▶ **Set problem**
Check each line of the records below for the word "Histogram" and copy those where it appears.

* * *

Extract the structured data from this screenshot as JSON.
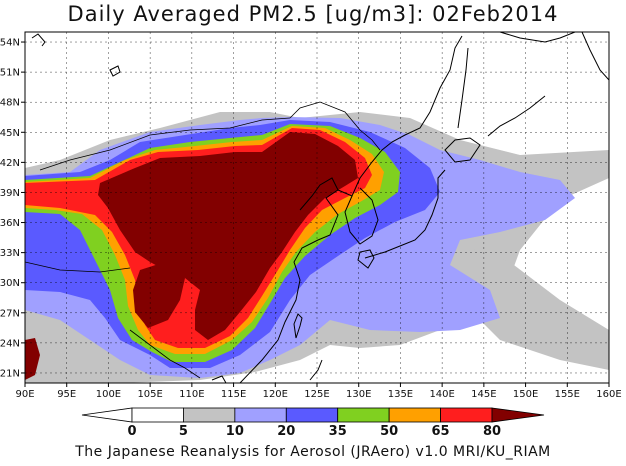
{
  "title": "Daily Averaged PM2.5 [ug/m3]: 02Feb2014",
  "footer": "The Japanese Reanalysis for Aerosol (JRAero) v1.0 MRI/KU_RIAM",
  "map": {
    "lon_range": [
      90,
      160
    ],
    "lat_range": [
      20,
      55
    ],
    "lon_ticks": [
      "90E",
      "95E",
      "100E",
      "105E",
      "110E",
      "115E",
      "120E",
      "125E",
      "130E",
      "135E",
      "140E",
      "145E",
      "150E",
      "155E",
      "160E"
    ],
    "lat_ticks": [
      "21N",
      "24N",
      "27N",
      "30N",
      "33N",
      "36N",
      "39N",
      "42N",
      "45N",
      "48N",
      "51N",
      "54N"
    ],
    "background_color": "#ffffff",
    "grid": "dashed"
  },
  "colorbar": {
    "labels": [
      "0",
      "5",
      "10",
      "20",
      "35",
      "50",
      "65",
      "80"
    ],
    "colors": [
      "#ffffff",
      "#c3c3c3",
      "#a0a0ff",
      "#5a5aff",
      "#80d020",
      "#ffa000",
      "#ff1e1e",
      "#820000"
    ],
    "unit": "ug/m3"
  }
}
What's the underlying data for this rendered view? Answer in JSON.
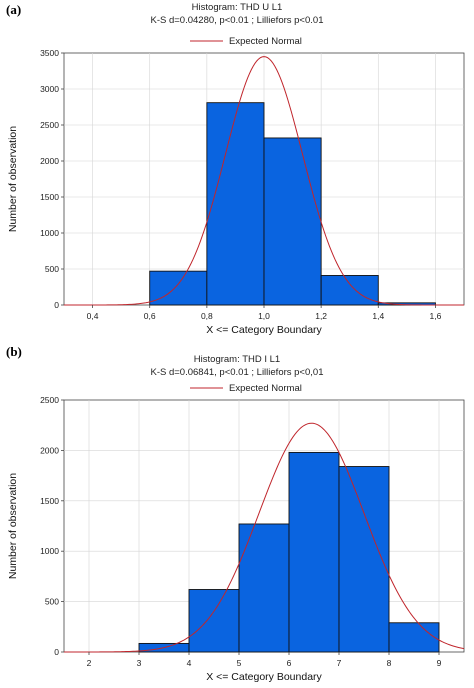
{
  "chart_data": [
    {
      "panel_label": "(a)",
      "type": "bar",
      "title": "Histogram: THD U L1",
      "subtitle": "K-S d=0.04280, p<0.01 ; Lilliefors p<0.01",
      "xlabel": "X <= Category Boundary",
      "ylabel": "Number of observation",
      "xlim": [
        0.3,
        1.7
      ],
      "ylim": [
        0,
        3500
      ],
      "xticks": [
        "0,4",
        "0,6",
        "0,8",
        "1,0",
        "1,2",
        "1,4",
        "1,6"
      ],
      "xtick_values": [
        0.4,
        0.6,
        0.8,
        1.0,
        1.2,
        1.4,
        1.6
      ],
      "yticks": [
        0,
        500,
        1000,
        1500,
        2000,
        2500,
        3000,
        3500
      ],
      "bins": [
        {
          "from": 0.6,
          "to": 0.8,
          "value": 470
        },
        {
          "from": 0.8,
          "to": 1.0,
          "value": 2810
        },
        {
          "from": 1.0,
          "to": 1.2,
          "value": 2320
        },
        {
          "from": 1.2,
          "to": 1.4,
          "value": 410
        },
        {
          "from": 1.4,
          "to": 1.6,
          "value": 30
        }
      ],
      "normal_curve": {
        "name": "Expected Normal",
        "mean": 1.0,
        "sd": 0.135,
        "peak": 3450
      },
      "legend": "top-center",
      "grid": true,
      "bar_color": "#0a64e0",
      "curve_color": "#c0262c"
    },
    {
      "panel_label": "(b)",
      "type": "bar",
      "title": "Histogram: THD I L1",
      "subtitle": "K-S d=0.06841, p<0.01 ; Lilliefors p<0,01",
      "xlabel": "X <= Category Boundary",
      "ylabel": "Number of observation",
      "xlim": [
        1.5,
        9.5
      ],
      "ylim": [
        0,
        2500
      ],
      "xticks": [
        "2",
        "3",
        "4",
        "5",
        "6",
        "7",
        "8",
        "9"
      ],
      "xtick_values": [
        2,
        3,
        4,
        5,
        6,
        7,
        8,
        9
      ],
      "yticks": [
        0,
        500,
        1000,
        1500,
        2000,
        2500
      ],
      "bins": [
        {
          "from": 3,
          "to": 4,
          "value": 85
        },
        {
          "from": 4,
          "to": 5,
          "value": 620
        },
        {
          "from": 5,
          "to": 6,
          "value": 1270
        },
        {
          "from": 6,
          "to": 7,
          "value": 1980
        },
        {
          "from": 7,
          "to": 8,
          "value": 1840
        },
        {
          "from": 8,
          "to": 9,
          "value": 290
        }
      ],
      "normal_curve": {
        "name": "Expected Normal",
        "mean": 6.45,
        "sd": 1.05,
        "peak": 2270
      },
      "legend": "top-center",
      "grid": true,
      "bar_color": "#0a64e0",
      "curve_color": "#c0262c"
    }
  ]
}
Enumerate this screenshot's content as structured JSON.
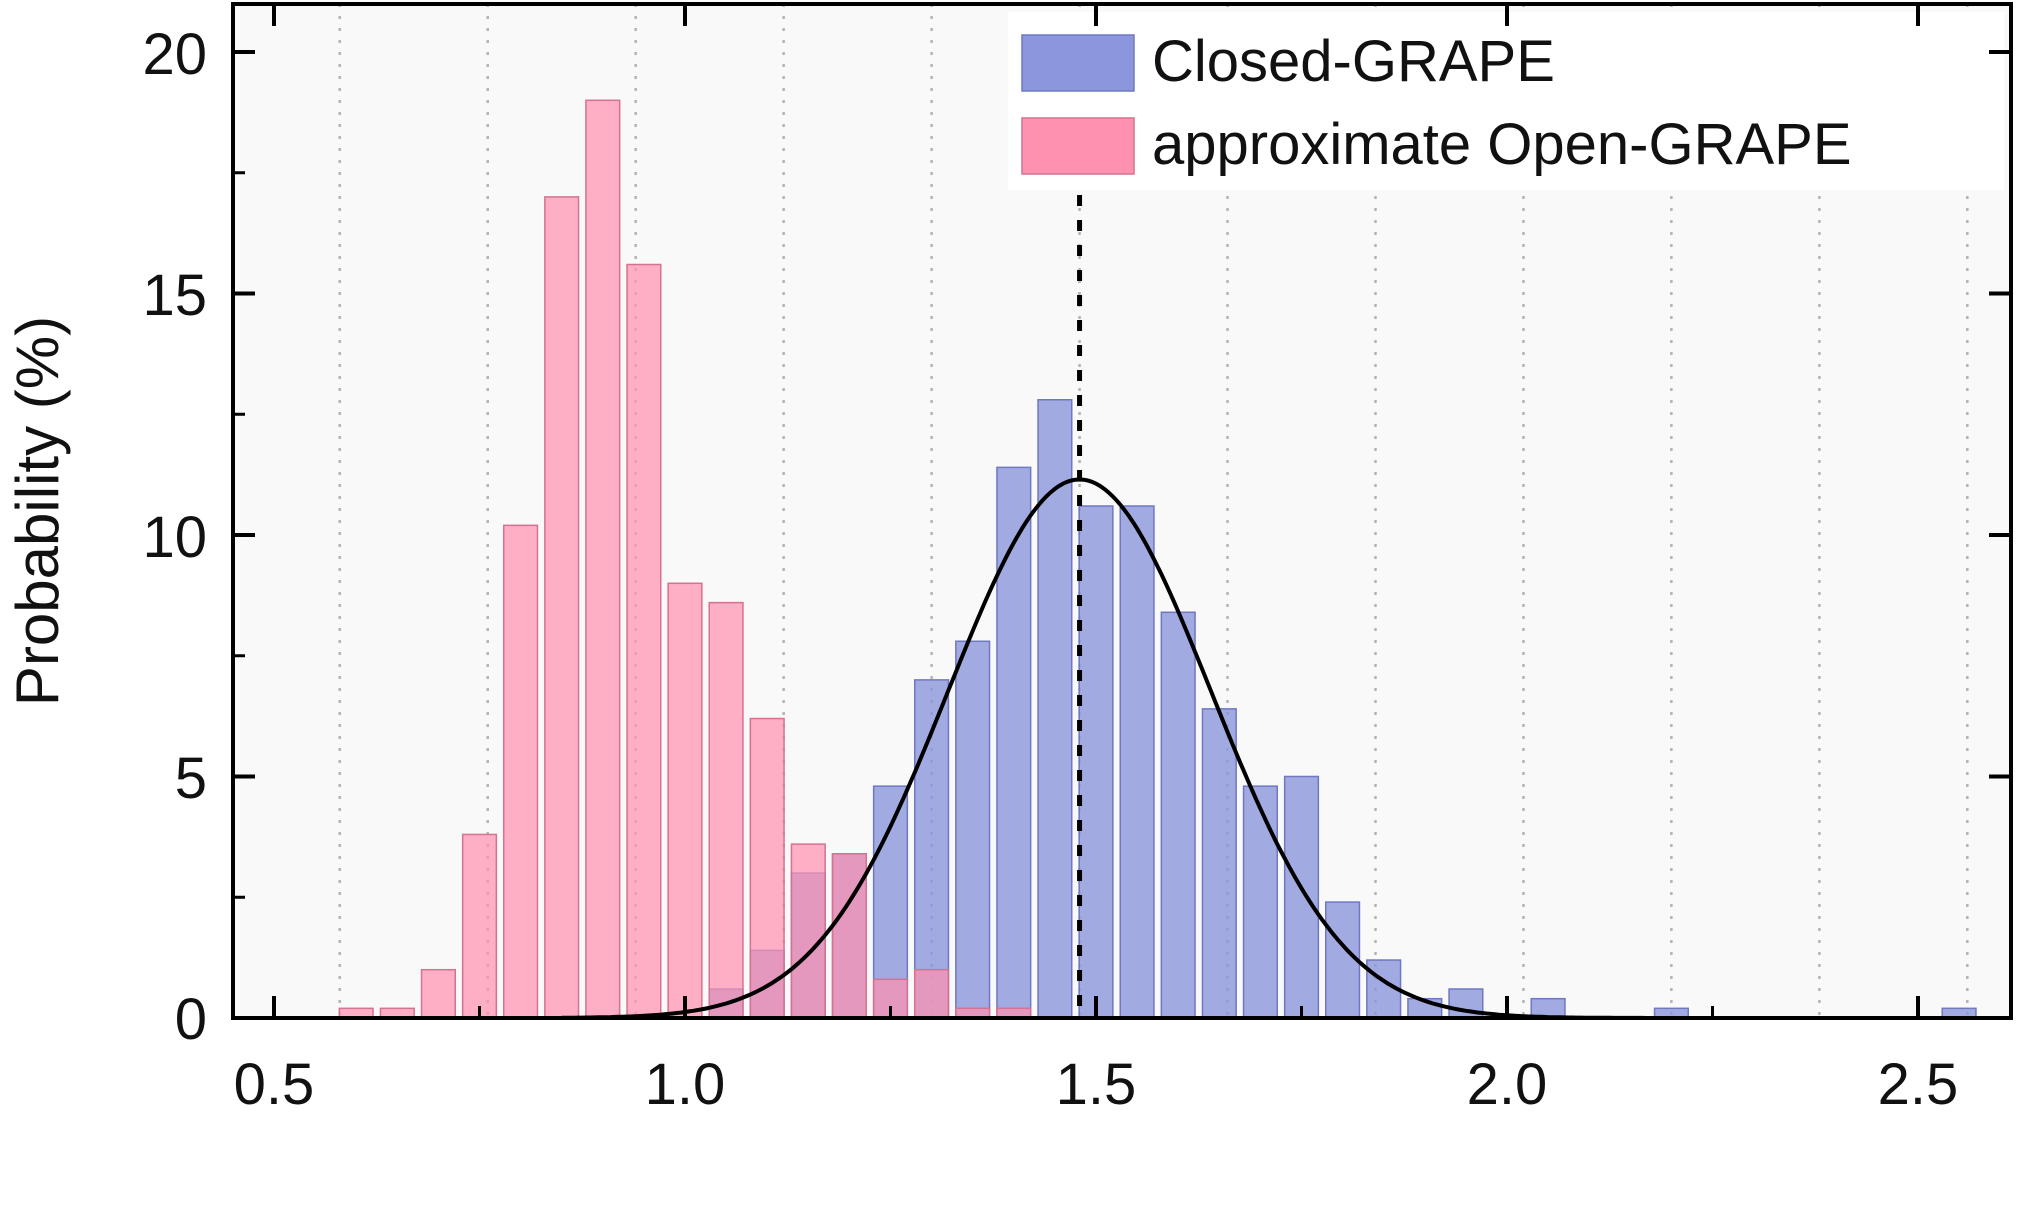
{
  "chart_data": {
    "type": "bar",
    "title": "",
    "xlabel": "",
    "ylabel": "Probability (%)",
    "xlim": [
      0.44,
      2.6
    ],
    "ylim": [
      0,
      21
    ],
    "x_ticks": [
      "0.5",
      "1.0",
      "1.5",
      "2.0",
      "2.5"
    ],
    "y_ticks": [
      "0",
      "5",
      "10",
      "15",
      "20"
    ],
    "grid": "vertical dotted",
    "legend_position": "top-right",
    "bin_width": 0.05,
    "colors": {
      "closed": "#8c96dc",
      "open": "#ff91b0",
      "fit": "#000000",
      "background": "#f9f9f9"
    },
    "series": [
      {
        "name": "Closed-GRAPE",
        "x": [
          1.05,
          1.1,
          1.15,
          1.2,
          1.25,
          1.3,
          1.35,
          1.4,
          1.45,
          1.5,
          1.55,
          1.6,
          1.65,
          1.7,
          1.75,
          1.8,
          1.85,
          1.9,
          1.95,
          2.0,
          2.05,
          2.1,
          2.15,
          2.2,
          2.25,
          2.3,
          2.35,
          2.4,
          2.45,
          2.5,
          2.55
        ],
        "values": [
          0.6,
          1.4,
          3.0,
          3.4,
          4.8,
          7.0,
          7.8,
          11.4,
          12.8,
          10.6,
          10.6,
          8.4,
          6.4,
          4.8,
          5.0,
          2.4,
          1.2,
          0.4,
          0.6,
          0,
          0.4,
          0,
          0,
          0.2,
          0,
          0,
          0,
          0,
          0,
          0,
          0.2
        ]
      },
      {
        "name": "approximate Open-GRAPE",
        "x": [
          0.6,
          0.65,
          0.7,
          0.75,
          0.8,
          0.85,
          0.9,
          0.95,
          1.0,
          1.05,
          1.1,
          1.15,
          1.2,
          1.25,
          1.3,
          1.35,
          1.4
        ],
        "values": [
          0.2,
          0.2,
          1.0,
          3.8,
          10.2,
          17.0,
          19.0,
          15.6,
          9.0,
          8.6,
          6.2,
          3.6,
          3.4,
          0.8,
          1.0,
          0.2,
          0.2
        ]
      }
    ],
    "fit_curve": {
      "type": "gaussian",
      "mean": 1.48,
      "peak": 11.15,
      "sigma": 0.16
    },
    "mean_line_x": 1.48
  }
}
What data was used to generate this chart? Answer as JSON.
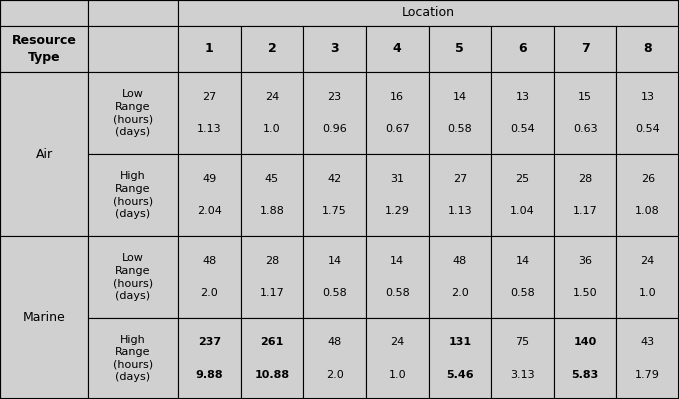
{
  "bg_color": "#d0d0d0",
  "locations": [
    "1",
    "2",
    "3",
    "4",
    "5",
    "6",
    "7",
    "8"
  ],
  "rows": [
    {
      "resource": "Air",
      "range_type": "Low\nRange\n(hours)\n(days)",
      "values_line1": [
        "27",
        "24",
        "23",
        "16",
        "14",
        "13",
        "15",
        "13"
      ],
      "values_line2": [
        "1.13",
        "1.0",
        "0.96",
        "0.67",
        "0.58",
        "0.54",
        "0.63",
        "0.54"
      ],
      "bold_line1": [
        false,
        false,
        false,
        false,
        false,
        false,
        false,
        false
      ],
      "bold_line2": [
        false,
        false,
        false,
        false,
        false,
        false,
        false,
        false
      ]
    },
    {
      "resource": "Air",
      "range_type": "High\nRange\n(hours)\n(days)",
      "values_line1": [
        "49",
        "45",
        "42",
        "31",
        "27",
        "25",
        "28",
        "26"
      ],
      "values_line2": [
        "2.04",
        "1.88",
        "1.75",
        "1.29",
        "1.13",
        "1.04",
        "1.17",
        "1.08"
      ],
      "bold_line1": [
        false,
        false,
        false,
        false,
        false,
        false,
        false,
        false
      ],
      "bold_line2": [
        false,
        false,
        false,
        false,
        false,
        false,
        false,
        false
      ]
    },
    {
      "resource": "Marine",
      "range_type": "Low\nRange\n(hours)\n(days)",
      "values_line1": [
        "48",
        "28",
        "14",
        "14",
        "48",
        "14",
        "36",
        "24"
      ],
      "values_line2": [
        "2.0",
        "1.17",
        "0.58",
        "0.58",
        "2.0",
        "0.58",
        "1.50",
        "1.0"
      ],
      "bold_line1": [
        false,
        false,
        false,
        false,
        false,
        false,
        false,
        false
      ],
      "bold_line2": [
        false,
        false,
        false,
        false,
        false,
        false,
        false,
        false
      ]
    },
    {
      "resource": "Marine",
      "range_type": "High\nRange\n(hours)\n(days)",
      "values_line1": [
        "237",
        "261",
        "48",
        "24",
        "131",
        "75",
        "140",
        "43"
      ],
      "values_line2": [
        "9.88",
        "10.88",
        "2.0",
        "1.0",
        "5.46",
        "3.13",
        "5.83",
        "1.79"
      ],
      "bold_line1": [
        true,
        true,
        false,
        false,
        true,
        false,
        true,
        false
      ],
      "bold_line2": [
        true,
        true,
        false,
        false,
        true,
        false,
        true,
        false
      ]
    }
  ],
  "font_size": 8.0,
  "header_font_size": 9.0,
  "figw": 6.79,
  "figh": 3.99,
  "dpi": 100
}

* * *

▶ **Result of the task**
      "title": "Histogram: THD U L1",
      "title": "Histogram: THD I L1",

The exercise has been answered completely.